[Recorded data]
(begin)
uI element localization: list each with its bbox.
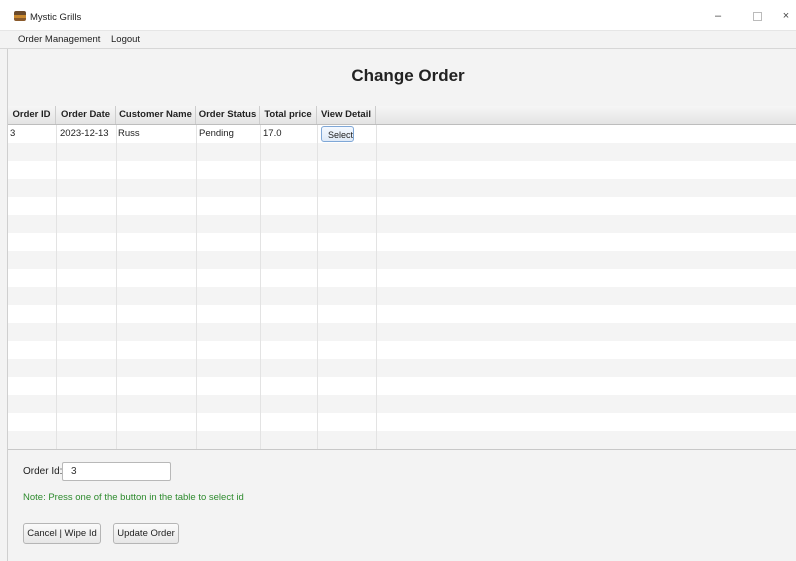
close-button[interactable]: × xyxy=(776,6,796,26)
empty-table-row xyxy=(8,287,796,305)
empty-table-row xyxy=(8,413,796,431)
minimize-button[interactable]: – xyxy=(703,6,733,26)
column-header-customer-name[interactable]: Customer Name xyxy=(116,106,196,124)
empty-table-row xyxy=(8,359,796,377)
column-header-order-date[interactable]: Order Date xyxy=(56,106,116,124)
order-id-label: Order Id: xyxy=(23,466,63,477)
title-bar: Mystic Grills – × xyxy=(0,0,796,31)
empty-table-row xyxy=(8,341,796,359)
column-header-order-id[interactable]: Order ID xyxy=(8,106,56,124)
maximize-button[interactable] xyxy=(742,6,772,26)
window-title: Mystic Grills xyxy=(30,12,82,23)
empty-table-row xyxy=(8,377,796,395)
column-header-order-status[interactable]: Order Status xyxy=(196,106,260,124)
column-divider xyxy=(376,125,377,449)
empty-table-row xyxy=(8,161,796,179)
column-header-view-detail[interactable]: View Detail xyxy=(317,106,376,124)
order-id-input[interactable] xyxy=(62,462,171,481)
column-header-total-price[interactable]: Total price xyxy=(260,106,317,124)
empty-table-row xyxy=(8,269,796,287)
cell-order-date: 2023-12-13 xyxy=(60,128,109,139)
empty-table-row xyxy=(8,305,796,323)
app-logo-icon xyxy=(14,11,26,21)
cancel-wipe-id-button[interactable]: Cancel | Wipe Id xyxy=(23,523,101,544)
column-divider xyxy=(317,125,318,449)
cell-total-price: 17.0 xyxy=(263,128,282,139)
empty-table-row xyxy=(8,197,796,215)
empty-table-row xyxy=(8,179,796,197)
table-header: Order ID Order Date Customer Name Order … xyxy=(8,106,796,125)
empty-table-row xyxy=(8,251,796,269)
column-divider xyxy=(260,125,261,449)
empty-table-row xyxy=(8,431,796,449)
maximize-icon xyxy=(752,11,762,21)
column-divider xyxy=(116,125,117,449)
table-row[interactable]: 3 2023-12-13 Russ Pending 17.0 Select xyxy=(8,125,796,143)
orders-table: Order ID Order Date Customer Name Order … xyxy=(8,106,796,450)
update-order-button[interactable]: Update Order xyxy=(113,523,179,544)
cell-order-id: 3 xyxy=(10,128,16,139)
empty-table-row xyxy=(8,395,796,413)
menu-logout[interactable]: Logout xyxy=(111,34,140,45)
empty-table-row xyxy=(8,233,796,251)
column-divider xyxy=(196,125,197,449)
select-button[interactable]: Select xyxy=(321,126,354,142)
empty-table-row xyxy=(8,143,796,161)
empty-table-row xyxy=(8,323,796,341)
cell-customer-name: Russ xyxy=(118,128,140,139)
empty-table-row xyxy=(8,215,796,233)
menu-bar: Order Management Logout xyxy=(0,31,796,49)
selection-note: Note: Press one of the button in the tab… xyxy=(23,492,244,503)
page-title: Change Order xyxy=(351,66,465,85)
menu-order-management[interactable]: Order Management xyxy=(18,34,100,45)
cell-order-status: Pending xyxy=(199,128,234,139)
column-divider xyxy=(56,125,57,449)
(end)
(begin)
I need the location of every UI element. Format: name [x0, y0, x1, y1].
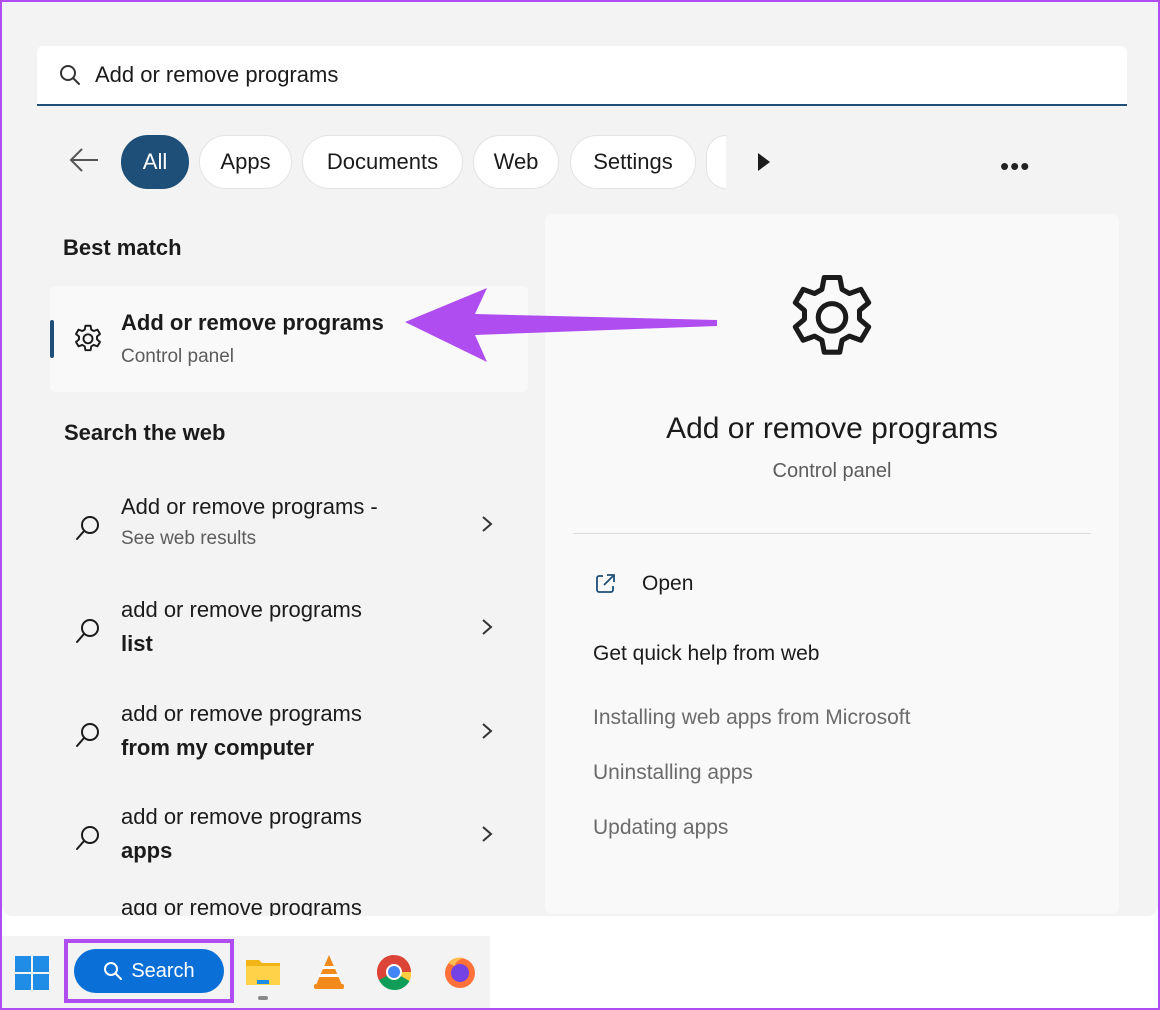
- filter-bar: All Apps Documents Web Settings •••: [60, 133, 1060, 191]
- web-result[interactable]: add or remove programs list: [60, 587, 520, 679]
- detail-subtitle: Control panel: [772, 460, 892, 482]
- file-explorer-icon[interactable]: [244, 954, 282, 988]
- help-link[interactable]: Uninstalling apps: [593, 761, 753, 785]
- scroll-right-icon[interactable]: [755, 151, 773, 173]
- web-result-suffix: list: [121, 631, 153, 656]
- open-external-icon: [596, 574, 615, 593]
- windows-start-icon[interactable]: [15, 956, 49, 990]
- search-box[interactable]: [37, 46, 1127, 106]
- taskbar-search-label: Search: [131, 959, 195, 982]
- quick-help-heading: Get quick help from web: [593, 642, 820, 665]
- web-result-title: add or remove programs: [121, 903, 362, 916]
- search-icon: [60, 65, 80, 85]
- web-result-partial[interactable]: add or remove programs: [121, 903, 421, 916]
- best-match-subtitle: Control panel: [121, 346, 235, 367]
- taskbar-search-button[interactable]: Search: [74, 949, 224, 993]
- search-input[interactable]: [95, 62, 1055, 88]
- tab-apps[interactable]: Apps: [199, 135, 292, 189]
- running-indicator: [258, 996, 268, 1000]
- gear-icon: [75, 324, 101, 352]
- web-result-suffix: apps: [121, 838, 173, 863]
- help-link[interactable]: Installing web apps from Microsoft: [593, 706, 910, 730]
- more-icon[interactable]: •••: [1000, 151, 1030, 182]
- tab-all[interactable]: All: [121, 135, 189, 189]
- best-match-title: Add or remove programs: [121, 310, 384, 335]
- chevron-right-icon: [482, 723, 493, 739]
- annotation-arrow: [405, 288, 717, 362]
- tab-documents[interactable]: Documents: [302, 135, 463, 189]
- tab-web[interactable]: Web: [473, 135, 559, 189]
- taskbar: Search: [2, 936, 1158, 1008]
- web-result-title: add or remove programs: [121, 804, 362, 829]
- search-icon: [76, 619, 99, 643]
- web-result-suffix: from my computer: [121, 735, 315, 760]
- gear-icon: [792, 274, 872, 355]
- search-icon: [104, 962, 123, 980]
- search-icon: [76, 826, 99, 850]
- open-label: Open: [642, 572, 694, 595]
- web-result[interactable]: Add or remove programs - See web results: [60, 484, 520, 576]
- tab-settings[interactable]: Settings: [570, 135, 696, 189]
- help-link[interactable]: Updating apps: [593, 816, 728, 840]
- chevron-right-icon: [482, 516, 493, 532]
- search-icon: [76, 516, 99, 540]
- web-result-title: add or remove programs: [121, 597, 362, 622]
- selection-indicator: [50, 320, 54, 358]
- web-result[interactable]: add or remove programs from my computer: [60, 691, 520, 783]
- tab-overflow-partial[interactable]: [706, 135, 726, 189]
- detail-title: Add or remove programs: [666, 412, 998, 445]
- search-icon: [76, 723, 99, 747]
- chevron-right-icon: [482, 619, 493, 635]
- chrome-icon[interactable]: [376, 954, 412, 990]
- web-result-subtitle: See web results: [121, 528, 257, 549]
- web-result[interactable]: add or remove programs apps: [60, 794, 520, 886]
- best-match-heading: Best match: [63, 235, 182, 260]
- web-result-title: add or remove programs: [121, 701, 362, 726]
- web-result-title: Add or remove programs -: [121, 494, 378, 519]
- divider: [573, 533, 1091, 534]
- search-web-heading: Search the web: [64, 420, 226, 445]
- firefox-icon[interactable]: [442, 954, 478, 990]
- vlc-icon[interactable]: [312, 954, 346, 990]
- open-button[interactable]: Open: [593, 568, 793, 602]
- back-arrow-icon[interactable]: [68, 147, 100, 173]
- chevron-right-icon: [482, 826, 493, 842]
(end)
Return, without any changes, the lines in the records above, starting with the line containing "close-button[interactable]: × xyxy=(776,6,796,26)" and going on through the line containing "column-header-customer-name[interactable]: Customer Name".

▸ **RESULT OF THIS EXERCISE**:
close-button[interactable]: × xyxy=(776,6,796,26)
empty-table-row xyxy=(8,287,796,305)
empty-table-row xyxy=(8,413,796,431)
minimize-button[interactable]: – xyxy=(703,6,733,26)
column-header-customer-name[interactable]: Customer Name xyxy=(116,106,196,124)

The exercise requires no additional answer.